(Stored items from a collection)
━━━━━━━━━━━━━━━━
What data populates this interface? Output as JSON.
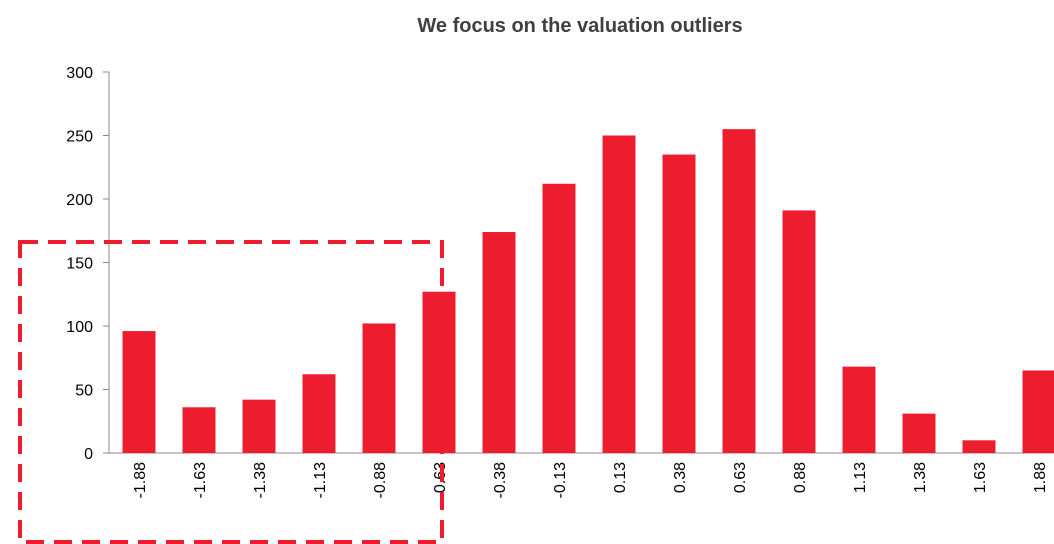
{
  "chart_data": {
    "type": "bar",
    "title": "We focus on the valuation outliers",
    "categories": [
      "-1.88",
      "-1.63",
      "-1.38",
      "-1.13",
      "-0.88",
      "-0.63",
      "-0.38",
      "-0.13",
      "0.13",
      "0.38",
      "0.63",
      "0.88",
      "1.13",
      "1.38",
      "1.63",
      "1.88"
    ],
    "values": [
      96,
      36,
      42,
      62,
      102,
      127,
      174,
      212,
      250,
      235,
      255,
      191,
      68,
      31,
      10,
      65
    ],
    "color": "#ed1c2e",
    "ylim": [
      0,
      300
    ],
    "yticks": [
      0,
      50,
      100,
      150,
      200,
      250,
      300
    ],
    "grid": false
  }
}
━━━━━━━━━━━━━━━━
(Task details): Leave out the pictures and transcribe everything else exactly.

(Expected output):
What data populates this interface? Output as JSON.
{
  "chart_data": {
    "type": "bar",
    "title": "We focus on the valuation outliers",
    "categories": [
      "-1.88",
      "-1.63",
      "-1.38",
      "-1.13",
      "-0.88",
      "-0.63",
      "-0.38",
      "-0.13",
      "0.13",
      "0.38",
      "0.63",
      "0.88",
      "1.13",
      "1.38",
      "1.63",
      "1.88"
    ],
    "values": [
      96,
      36,
      42,
      62,
      102,
      127,
      174,
      212,
      250,
      235,
      255,
      191,
      68,
      31,
      10,
      65
    ],
    "color": "#ed1c2e",
    "ylim": [
      0,
      300
    ],
    "yticks": [
      0,
      50,
      100,
      150,
      200,
      250,
      300
    ],
    "grid": false
  }
}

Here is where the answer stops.